Task statement ▸
Leave out the pictures and restate the rest of the data exactly.

──────── Data supplied ────────

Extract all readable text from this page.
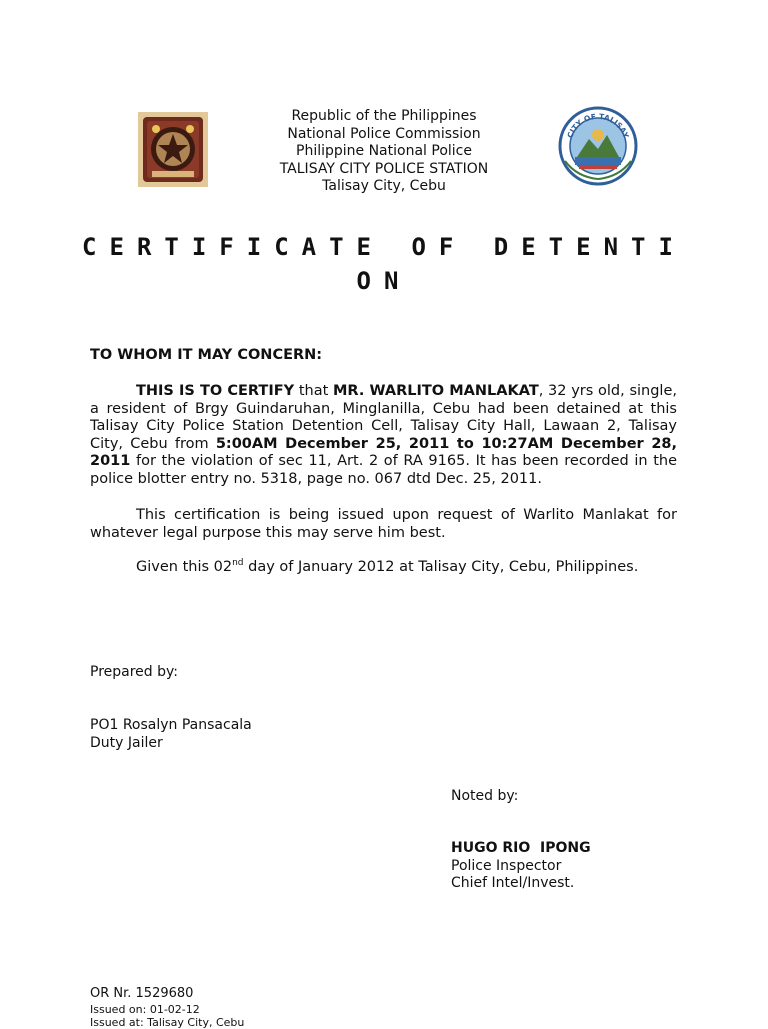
Republic of the Philippines
National Police Commission
Philippine National Police
TALISAY CITY POLICE STATION
Talisay City, Cebu
CITY OF TALISAY
CERTIFICATE OF DETENTI
ON
TO WHOM IT MAY CONCERN:
THIS IS TO CERTIFY that MR. WARLITO MANLAKAT, 32 yrs old, single, a resident of Brgy Guindaruhan, Minglanilla, Cebu had been detained at this Talisay City Police Station Detention Cell, Talisay City Hall, Lawaan 2, Talisay City, Cebu from 5:00AM December 25, 2011 to 10:27AM December 28, 2011 for the violation of sec 11, Art. 2 of RA 9165. It has been recorded in the police blotter entry no. 5318, page no. 067 dtd Dec. 25, 2011.
This certification is being issued upon request of Warlito Manlakat for whatever legal purpose this may serve him best.
Given this 02nd day of January 2012 at Talisay City, Cebu, Philippines.
Prepared by:
PO1 Rosalyn Pansacala
Duty Jailer
Noted by:
HUGO RIO  IPONG
Police Inspector
Chief Intel/Invest.
OR Nr. 1529680
Issued on: 01-02-12
Issued at: Talisay City, Cebu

────────

The answer ▸
Extract all readable text from this page.
Republic of the Philippines
National Police Commission
Philippine National Police
TALISAY CITY POLICE STATION
Talisay City, Cebu
CITY OF TALISAY
CERTIFICATE OF DETENTI
ON
TO WHOM IT MAY CONCERN:
THIS IS TO CERTIFY that MR. WARLITO MANLAKAT, 32 yrs old, single, a resident of Brgy Guindaruhan, Minglanilla, Cebu had been detained at this Talisay City Police Station Detention Cell, Talisay City Hall, Lawaan 2, Talisay City, Cebu from 5:00AM December 25, 2011 to 10:27AM December 28, 2011 for the violation of sec 11, Art. 2 of RA 9165. It has been recorded in the police blotter entry no. 5318, page no. 067 dtd Dec. 25, 2011.
This certification is being issued upon request of Warlito Manlakat for whatever legal purpose this may serve him best.
Given this 02nd day of January 2012 at Talisay City, Cebu, Philippines.
Prepared by:
PO1 Rosalyn Pansacala
Duty Jailer
Noted by:
HUGO RIO  IPONG
Police Inspector
Chief Intel/Invest.
OR Nr. 1529680
Issued on: 01-02-12
Issued at: Talisay City, Cebu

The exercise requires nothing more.